--- start Entries provided ---

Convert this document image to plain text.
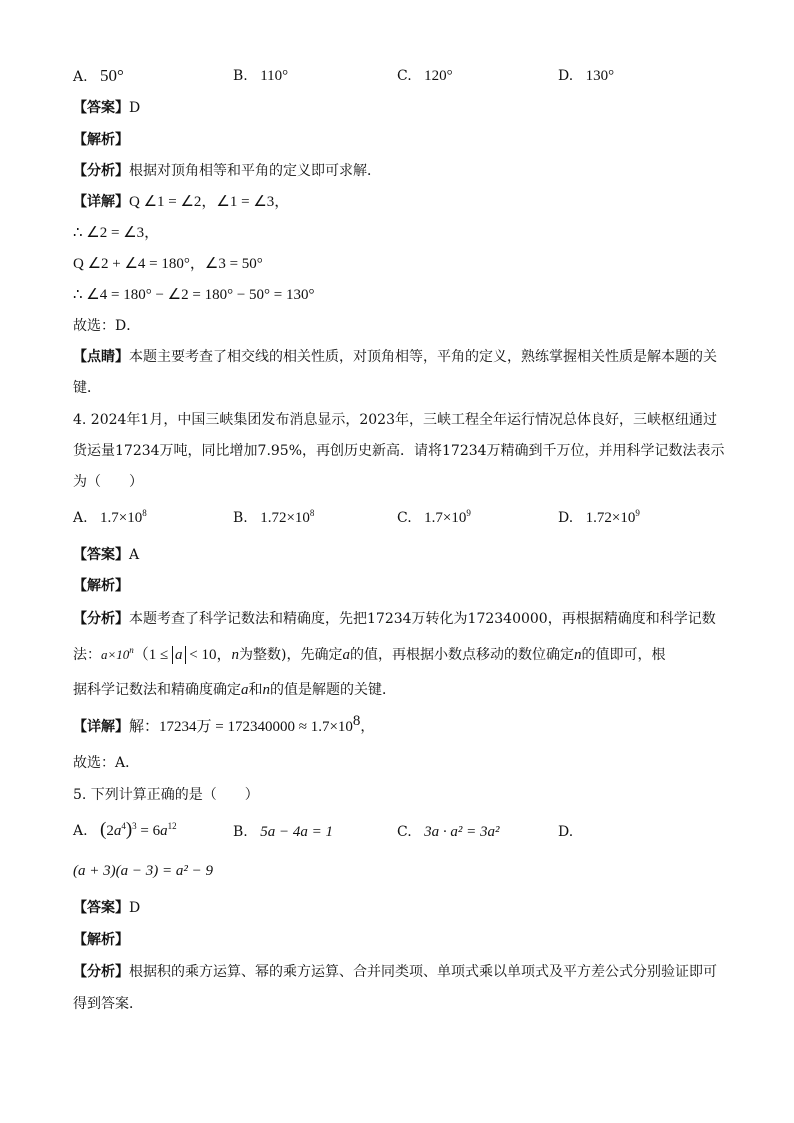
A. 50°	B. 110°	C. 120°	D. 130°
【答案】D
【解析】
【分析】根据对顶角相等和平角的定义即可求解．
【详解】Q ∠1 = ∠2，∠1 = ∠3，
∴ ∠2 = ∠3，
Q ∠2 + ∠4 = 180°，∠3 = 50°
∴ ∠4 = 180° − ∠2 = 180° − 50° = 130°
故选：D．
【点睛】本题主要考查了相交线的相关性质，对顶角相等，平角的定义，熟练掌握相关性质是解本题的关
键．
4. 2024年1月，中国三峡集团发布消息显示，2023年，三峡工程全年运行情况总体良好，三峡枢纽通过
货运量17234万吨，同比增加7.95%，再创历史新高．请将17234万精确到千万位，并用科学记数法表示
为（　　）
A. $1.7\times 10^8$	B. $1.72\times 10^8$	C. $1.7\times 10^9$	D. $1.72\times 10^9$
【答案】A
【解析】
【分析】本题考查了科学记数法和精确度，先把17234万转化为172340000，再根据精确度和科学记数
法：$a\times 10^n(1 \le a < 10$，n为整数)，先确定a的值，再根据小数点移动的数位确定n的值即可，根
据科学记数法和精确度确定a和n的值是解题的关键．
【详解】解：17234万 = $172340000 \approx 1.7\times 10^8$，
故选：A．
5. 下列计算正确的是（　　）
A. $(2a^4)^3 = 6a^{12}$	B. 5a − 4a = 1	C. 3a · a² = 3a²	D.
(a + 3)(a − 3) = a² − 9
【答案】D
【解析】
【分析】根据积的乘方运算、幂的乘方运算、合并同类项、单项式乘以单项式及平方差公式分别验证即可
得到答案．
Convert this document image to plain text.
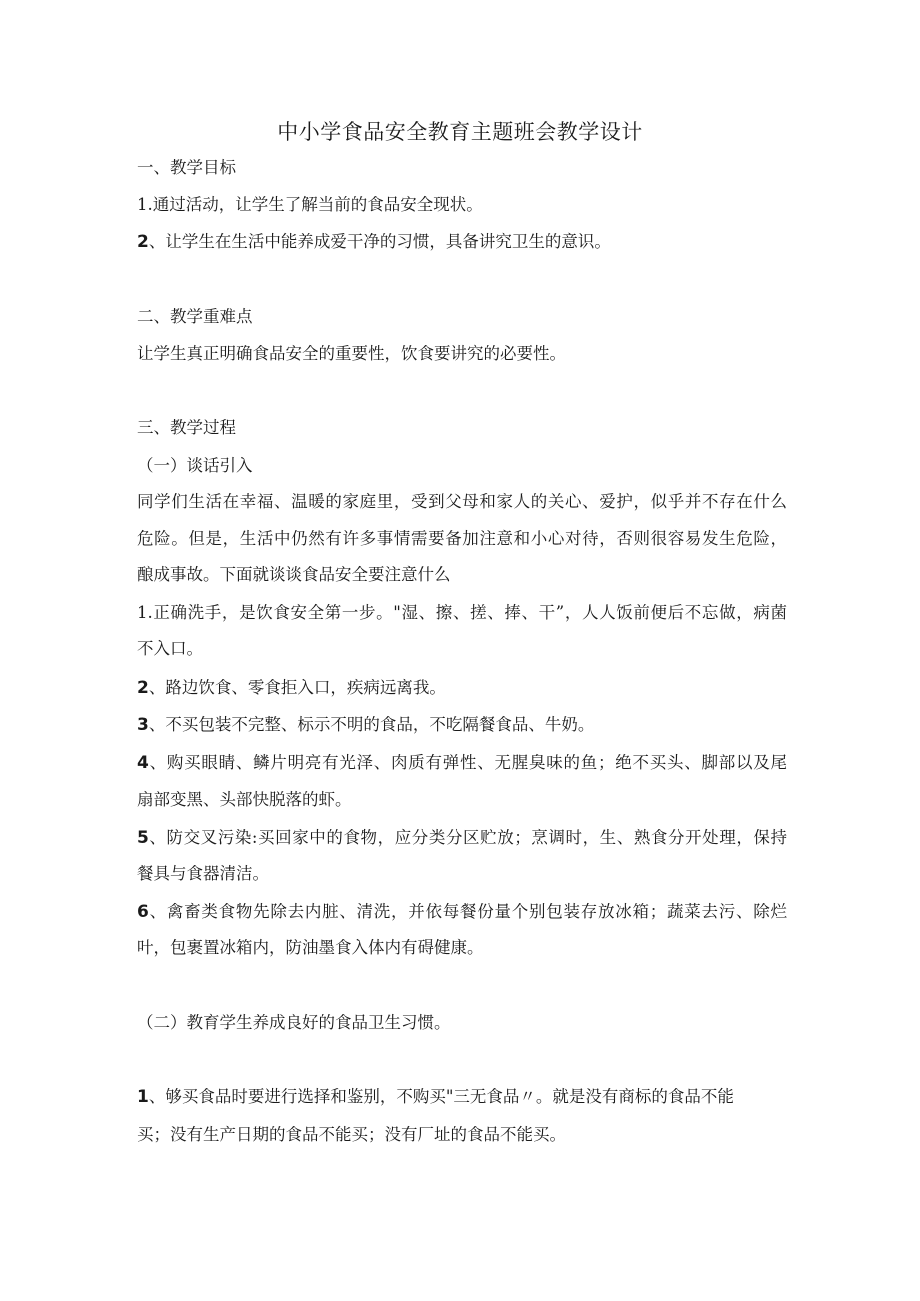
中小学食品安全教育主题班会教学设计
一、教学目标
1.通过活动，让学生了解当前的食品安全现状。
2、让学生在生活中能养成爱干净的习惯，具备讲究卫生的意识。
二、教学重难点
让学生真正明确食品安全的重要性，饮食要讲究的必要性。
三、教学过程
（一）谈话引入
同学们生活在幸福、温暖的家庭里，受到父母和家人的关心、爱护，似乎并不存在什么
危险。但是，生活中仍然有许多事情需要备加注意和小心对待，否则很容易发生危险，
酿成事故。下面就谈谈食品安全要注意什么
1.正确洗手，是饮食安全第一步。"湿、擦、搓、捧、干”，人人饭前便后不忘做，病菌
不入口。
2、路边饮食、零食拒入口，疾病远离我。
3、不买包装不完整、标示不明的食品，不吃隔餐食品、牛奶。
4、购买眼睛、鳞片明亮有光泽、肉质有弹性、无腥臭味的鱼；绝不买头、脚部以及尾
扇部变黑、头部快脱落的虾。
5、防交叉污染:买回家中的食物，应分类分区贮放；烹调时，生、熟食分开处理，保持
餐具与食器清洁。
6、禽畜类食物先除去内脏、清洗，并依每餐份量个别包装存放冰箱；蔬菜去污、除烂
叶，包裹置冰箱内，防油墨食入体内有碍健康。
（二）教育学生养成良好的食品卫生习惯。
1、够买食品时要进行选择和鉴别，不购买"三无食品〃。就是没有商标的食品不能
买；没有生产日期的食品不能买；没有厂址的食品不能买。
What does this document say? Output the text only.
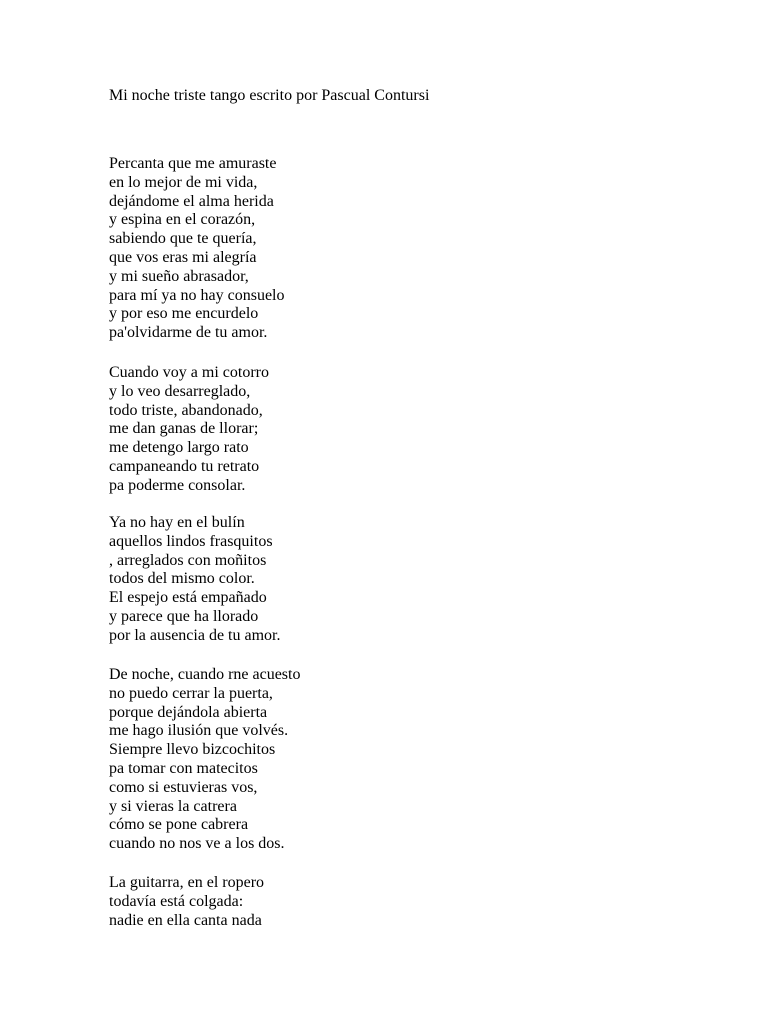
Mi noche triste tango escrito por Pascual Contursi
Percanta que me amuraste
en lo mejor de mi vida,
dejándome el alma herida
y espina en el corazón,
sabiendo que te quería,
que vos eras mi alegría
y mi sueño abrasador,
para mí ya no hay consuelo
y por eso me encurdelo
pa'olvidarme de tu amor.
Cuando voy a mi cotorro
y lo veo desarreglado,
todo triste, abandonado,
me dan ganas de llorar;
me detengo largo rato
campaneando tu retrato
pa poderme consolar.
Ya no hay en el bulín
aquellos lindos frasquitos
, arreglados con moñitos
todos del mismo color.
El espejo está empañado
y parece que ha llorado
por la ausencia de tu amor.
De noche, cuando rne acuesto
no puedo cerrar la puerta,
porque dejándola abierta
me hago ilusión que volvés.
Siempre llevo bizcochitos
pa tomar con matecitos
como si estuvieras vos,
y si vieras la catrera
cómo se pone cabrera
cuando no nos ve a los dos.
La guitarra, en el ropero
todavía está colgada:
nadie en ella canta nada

--- end Entries provided ---

:: Given task ::
Return all of the data exactly as written, and drop the pictures.

:: Solved problem ::
Convert this document image to plain text.
A. 50°	B. 110°	C. 120°	D. 130°
【答案】D
【解析】
【分析】根据对顶角相等和平角的定义即可求解．
【详解】Q ∠1 = ∠2，∠1 = ∠3，
∴ ∠2 = ∠3，
Q ∠2 + ∠4 = 180°，∠3 = 50°
∴ ∠4 = 180° − ∠2 = 180° − 50° = 130°
故选：D．
【点睛】本题主要考查了相交线的相关性质，对顶角相等，平角的定义，熟练掌握相关性质是解本题的关
键．
4. 2024年1月，中国三峡集团发布消息显示，2023年，三峡工程全年运行情况总体良好，三峡枢纽通过
货运量17234万吨，同比增加7.95%，再创历史新高．请将17234万精确到千万位，并用科学记数法表示
为（　　）
A. $1.7\times 10^8$	B. $1.72\times 10^8$	C. $1.7\times 10^9$	D. $1.72\times 10^9$
【答案】A
【解析】
【分析】本题考查了科学记数法和精确度，先把17234万转化为172340000，再根据精确度和科学记数
法：$a\times 10^n(1 \le a < 10$，n为整数)，先确定a的值，再根据小数点移动的数位确定n的值即可，根
据科学记数法和精确度确定a和n的值是解题的关键．
【详解】解：17234万 = $172340000 \approx 1.7\times 10^8$，
故选：A．
5. 下列计算正确的是（　　）
A. $(2a^4)^3 = 6a^{12}$	B. 5a − 4a = 1	C. 3a · a² = 3a²	D.
(a + 3)(a − 3) = a² − 9
【答案】D
【解析】
【分析】根据积的乘方运算、幂的乘方运算、合并同类项、单项式乘以单项式及平方差公式分别验证即可
得到答案．
Convert this document image to plain text.
中小学食品安全教育主题班会教学设计
一、教学目标
1.通过活动，让学生了解当前的食品安全现状。
2、让学生在生活中能养成爱干净的习惯，具备讲究卫生的意识。
二、教学重难点
让学生真正明确食品安全的重要性，饮食要讲究的必要性。
三、教学过程
（一）谈话引入
同学们生活在幸福、温暖的家庭里，受到父母和家人的关心、爱护，似乎并不存在什么
危险。但是，生活中仍然有许多事情需要备加注意和小心对待，否则很容易发生危险，
酿成事故。下面就谈谈食品安全要注意什么
1.正确洗手，是饮食安全第一步。"湿、擦、搓、捧、干”，人人饭前便后不忘做，病菌
不入口。
2、路边饮食、零食拒入口，疾病远离我。
3、不买包装不完整、标示不明的食品，不吃隔餐食品、牛奶。
4、购买眼睛、鳞片明亮有光泽、肉质有弹性、无腥臭味的鱼；绝不买头、脚部以及尾
扇部变黑、头部快脱落的虾。
5、防交叉污染:买回家中的食物，应分类分区贮放；烹调时，生、熟食分开处理，保持
餐具与食器清洁。
6、禽畜类食物先除去内脏、清洗，并依每餐份量个别包装存放冰箱；蔬菜去污、除烂
叶，包裹置冰箱内，防油墨食入体内有碍健康。
（二）教育学生养成良好的食品卫生习惯。
1、够买食品时要进行选择和鉴别，不购买"三无食品〃。就是没有商标的食品不能
买；没有生产日期的食品不能买；没有厂址的食品不能买。
What does this document say? Output the text only.
Mi noche triste tango escrito por Pascual Contursi
Percanta que me amuraste
en lo mejor de mi vida,
dejándome el alma herida
y espina en el corazón,
sabiendo que te quería,
que vos eras mi alegría
y mi sueño abrasador,
para mí ya no hay consuelo
y por eso me encurdelo
pa'olvidarme de tu amor.
Cuando voy a mi cotorro
y lo veo desarreglado,
todo triste, abandonado,
me dan ganas de llorar;
me detengo largo rato
campaneando tu retrato
pa poderme consolar.
Ya no hay en el bulín
aquellos lindos frasquitos
, arreglados con moñitos
todos del mismo color.
El espejo está empañado
y parece que ha llorado
por la ausencia de tu amor.
De noche, cuando rne acuesto
no puedo cerrar la puerta,
porque dejándola abierta
me hago ilusión que volvés.
Siempre llevo bizcochitos
pa tomar con matecitos
como si estuvieras vos,
y si vieras la catrera
cómo se pone cabrera
cuando no nos ve a los dos.
La guitarra, en el ropero
todavía está colgada:
nadie en ella canta nada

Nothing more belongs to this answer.